§ In cosa consiste
Ricopia senza alcuna modifica tutte le righe dei record, dalla prima fino alla riga che contiene "section-2-heading: 2. ROUTING", includendo sia la prima sia quest'ultima.

========

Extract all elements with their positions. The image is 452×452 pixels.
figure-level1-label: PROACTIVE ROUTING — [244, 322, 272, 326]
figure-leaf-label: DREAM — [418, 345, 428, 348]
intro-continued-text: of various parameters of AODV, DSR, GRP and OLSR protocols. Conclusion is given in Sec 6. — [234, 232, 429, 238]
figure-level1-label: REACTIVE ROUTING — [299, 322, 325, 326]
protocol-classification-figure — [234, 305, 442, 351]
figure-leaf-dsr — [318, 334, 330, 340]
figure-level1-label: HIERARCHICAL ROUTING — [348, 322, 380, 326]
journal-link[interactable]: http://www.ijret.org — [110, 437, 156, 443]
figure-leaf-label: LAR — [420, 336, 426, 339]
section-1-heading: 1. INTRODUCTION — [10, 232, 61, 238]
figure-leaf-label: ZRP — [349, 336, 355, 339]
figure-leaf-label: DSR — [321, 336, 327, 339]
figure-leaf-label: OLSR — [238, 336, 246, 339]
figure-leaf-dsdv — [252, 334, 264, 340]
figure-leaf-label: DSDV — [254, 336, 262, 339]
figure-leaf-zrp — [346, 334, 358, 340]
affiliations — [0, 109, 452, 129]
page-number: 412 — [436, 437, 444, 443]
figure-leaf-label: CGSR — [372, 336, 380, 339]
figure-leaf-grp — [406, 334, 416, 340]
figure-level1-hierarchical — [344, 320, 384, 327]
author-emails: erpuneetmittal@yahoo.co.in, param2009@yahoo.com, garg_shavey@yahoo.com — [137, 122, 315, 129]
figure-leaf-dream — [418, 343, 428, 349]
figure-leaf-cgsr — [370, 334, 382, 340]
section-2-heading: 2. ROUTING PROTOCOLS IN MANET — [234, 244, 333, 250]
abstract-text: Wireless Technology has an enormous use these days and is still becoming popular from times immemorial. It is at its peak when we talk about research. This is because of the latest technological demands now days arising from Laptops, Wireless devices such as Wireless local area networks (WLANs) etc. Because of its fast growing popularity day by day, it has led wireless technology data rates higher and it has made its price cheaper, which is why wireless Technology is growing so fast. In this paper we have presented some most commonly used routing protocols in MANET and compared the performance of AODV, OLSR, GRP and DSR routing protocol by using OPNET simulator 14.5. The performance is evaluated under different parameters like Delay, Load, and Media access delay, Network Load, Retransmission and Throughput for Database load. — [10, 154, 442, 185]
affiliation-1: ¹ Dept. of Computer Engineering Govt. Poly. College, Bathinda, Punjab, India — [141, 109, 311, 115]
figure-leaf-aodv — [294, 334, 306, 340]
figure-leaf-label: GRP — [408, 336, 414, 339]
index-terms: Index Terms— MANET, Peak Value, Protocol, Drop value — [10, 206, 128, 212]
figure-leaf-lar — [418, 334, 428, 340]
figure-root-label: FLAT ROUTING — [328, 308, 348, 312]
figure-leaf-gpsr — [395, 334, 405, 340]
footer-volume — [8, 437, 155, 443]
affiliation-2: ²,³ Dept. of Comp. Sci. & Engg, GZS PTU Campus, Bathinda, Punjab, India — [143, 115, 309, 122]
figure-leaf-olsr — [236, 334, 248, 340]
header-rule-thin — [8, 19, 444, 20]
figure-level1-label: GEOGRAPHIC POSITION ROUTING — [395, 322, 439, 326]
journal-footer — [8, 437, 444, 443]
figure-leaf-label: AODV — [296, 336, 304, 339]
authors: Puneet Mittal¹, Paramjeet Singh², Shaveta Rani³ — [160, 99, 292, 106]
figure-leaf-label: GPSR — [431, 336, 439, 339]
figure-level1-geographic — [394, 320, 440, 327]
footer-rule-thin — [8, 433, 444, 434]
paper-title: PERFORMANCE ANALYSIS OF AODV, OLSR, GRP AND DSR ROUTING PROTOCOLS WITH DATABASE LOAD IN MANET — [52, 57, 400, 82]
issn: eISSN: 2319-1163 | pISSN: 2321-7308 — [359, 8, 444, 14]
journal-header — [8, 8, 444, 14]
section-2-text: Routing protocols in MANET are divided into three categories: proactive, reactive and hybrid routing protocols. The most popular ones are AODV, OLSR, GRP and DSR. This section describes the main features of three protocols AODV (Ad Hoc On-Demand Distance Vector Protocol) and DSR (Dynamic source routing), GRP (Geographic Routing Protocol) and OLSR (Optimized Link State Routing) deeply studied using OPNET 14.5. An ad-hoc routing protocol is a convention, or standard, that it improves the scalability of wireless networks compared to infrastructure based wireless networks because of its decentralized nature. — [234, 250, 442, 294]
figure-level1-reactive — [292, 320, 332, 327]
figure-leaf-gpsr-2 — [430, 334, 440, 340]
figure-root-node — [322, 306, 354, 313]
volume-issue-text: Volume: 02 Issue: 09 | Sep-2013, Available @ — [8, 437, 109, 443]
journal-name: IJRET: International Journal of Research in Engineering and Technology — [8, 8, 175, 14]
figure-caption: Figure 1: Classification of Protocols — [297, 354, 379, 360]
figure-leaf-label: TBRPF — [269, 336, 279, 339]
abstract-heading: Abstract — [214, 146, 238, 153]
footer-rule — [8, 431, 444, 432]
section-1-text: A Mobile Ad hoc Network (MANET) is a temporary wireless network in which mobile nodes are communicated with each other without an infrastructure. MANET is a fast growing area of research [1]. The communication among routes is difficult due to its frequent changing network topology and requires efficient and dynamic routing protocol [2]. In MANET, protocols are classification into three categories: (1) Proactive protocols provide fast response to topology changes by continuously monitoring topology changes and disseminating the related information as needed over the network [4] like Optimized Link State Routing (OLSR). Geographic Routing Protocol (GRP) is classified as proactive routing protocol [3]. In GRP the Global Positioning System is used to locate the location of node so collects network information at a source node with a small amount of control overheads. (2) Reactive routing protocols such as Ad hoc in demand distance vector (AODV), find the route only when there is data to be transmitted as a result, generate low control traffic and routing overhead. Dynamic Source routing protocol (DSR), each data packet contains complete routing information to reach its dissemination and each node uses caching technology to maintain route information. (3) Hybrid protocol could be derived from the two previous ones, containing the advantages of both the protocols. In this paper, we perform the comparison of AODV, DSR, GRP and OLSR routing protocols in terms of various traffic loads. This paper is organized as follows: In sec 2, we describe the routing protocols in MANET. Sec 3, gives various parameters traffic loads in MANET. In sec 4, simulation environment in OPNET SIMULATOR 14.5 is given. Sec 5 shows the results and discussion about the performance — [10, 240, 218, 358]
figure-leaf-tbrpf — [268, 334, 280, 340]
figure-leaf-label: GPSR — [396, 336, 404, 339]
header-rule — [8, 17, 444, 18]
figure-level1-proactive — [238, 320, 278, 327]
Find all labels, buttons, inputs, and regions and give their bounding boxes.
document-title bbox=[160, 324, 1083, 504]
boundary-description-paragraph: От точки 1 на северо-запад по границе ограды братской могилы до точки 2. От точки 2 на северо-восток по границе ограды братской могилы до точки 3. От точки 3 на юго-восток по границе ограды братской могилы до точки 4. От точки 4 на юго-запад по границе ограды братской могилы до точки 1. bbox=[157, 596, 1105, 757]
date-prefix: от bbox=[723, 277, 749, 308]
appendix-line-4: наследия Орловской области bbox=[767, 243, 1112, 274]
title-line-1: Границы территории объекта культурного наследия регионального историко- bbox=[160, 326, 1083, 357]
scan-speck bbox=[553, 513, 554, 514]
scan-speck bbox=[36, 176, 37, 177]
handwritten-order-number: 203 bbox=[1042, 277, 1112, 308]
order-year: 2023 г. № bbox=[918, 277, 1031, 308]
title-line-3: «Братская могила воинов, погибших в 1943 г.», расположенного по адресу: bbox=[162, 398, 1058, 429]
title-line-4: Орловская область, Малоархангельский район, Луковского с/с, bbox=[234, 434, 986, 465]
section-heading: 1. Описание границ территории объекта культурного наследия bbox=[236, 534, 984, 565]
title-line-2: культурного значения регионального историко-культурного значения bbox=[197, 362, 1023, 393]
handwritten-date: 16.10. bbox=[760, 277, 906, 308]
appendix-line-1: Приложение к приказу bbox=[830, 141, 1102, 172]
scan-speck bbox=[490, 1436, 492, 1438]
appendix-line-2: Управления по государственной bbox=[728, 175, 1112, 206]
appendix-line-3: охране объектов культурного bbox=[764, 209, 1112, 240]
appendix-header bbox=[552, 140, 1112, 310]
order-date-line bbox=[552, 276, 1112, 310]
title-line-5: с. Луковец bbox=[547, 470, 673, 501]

========

§ Risposta attesa
Extract all elements with their positions. The image is 452×452 pixels.
figure-level1-label: PROACTIVE ROUTING — [244, 322, 272, 326]
figure-leaf-label: DREAM — [418, 345, 428, 348]
intro-continued-text: of various parameters of AODV, DSR, GRP and OLSR protocols. Conclusion is given in Sec 6. — [234, 232, 429, 238]
figure-level1-label: REACTIVE ROUTING — [299, 322, 325, 326]
protocol-classification-figure — [234, 305, 442, 351]
figure-leaf-dsr — [318, 334, 330, 340]
figure-level1-label: HIERARCHICAL ROUTING — [348, 322, 380, 326]
journal-link[interactable]: http://www.ijret.org — [110, 437, 156, 443]
figure-leaf-label: LAR — [420, 336, 426, 339]
section-1-heading: 1. INTRODUCTION — [10, 232, 61, 238]
figure-leaf-label: ZRP — [349, 336, 355, 339]
figure-leaf-label: DSR — [321, 336, 327, 339]
figure-leaf-label: OLSR — [238, 336, 246, 339]
figure-leaf-dsdv — [252, 334, 264, 340]
figure-leaf-label: DSDV — [254, 336, 262, 339]
figure-leaf-zrp — [346, 334, 358, 340]
affiliations — [0, 109, 452, 129]
page-number: 412 — [436, 437, 444, 443]
figure-leaf-label: CGSR — [372, 336, 380, 339]
figure-leaf-grp — [406, 334, 416, 340]
figure-level1-hierarchical — [344, 320, 384, 327]
author-emails: erpuneetmittal@yahoo.co.in, param2009@yahoo.com, garg_shavey@yahoo.com — [137, 122, 315, 129]
figure-leaf-dream — [418, 343, 428, 349]
figure-leaf-cgsr — [370, 334, 382, 340]
section-2-heading: 2. ROUTING PROTOCOLS IN MANET — [234, 244, 333, 250]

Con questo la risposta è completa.